STATED PROBLEM:
The records that follow should be retyped word for word.

AVAILABLE DATA:
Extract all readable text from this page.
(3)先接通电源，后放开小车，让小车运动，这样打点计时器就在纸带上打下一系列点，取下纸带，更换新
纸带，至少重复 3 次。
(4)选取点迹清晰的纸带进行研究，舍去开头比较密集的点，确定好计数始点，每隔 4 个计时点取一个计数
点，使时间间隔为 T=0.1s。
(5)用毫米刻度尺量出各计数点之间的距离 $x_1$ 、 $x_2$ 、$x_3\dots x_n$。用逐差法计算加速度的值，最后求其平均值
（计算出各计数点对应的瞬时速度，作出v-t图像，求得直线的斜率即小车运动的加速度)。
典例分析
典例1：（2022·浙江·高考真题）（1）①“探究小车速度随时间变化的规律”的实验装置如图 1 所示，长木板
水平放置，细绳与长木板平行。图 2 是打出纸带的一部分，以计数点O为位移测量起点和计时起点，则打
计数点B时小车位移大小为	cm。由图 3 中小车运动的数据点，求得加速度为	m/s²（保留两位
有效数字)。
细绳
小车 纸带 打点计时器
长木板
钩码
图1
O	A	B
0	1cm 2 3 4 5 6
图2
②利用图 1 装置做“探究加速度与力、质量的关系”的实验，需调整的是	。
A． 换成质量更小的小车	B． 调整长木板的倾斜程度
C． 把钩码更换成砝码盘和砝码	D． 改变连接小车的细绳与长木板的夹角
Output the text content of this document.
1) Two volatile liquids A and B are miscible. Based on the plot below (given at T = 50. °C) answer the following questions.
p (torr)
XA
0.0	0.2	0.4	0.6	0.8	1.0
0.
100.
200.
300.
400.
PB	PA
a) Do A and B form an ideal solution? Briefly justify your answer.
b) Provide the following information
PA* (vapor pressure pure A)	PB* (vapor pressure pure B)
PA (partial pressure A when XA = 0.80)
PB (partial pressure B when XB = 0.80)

OUTPUT OF THE TASK:
Extract all readable text from this page.
(3)先接通电源，后放开小车，让小车运动，这样打点计时器就在纸带上打下一系列点，取下纸带，更换新
纸带，至少重复 3 次。
(4)选取点迹清晰的纸带进行研究，舍去开头比较密集的点，确定好计数始点，每隔 4 个计时点取一个计数
点，使时间间隔为 T=0.1s。
(5)用毫米刻度尺量出各计数点之间的距离 $x_1$ 、 $x_2$ 、$x_3\dots x_n$。用逐差法计算加速度的值，最后求其平均值
（计算出各计数点对应的瞬时速度，作出v-t图像，求得直线的斜率即小车运动的加速度)。
典例分析
典例1：（2022·浙江·高考真题）（1）①“探究小车速度随时间变化的规律”的实验装置如图 1 所示，长木板
水平放置，细绳与长木板平行。图 2 是打出纸带的一部分，以计数点O为位移测量起点和计时起点，则打
计数点B时小车位移大小为	cm。由图 3 中小车运动的数据点，求得加速度为	m/s²（保留两位
有效数字)。
细绳
小车 纸带 打点计时器
长木板
钩码
图1
O	A	B
0	1cm 2 3 4 5 6
图2
②利用图 1 装置做“探究加速度与力、质量的关系”的实验，需调整的是	。
A． 换成质量更小的小车	B． 调整长木板的倾斜程度
C． 把钩码更换成砝码盘和砝码	D． 改变连接小车的细绳与长木板的夹角
Output the text content of this document.
1) Two volatile liquids A and B are miscible. Based on the plot below (given at T = 50. °C) answer the following questions.
p (torr)
XA
0.0	0.2	0.4	0.6	0.8	1.0
0.
100.
200.
300.
400.
PB	PA
a) Do A and B form an ideal solution? Briefly justify your answer.
b) Provide the following information
PA* (vapor pressure pure A)	PB* (vapor pressure pure B)
PA (partial pressure A when XA = 0.80)
PB (partial pressure B when XB = 0.80)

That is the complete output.